• _Prompt_
Do not include the pictures; repeat the rest of the data exactly.

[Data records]

____________

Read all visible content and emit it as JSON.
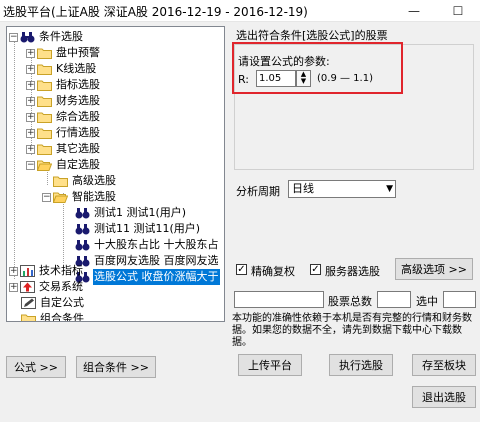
{
  "window": {
    "title": "选股平台(上证A股 深证A股   2016-12-19 - 2016-12-19)",
    "minimize": "—",
    "maximize": "☐"
  },
  "tree": {
    "root": "条件选股",
    "groups": [
      "盘中预警",
      "K线选股",
      "指标选股",
      "财务选股",
      "综合选股",
      "行情选股",
      "其它选股",
      "自定选股"
    ],
    "custom_children": [
      "高级选股",
      "智能选股"
    ],
    "smart_items": [
      "测试1 测试1(用户)",
      "测试11 测试11(用户)",
      "十大股东占比 十大股东占",
      "百度网友选股 百度网友选",
      "选股公式 收盘价涨幅大于"
    ],
    "other_roots": [
      "技术指标",
      "交易系统",
      "自定公式",
      "组合条件"
    ]
  },
  "buttons": {
    "formula": "公式 >>",
    "combo": "组合条件 >>",
    "advanced": "高级选项 >>",
    "upload": "上传平台",
    "execute": "执行选股",
    "save_block": "存至板块",
    "exit": "退出选股"
  },
  "panel": {
    "section_title": "选出符合条件[选股公式]的股票",
    "param_title": "请设置公式的参数:",
    "param_name": "R:",
    "param_value": "1.05",
    "param_range": "(0.9 — 1.1)"
  },
  "period": {
    "label": "分析周期",
    "value": "日线"
  },
  "options": {
    "exact_rights": "精确复权",
    "server_select": "服务器选股",
    "check_mark": "✓"
  },
  "status": {
    "total_label": "股票总数",
    "selected_label": "选中"
  },
  "notice": "本功能的准确性依赖于本机是否有完整的行情和财务数据。如果您的数据不全，请先到数据下载中心下载数据。"
}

____________

• _Complete response_
Read all visible content and emit it as JSON.
{
  "window": {
    "title": "选股平台(上证A股 深证A股   2016-12-19 - 2016-12-19)",
    "minimize": "—",
    "maximize": "☐"
  },
  "tree": {
    "root": "条件选股",
    "groups": [
      "盘中预警",
      "K线选股",
      "指标选股",
      "财务选股",
      "综合选股",
      "行情选股",
      "其它选股",
      "自定选股"
    ],
    "custom_children": [
      "高级选股",
      "智能选股"
    ],
    "smart_items": [
      "测试1 测试1(用户)",
      "测试11 测试11(用户)",
      "十大股东占比 十大股东占",
      "百度网友选股 百度网友选",
      "选股公式 收盘价涨幅大于"
    ],
    "other_roots": [
      "技术指标",
      "交易系统",
      "自定公式",
      "组合条件"
    ]
  },
  "buttons": {
    "formula": "公式 >>",
    "combo": "组合条件 >>",
    "advanced": "高级选项 >>",
    "upload": "上传平台",
    "execute": "执行选股",
    "save_block": "存至板块",
    "exit": "退出选股"
  },
  "panel": {
    "section_title": "选出符合条件[选股公式]的股票",
    "param_title": "请设置公式的参数:",
    "param_name": "R:",
    "param_value": "1.05",
    "param_range": "(0.9 — 1.1)"
  },
  "period": {
    "label": "分析周期",
    "value": "日线"
  },
  "options": {
    "exact_rights": "精确复权",
    "server_select": "服务器选股",
    "check_mark": "✓"
  },
  "status": {
    "total_label": "股票总数",
    "selected_label": "选中"
  },
  "notice": "本功能的准确性依赖于本机是否有完整的行情和财务数据。如果您的数据不全，请先到数据下载中心下载数据。"
}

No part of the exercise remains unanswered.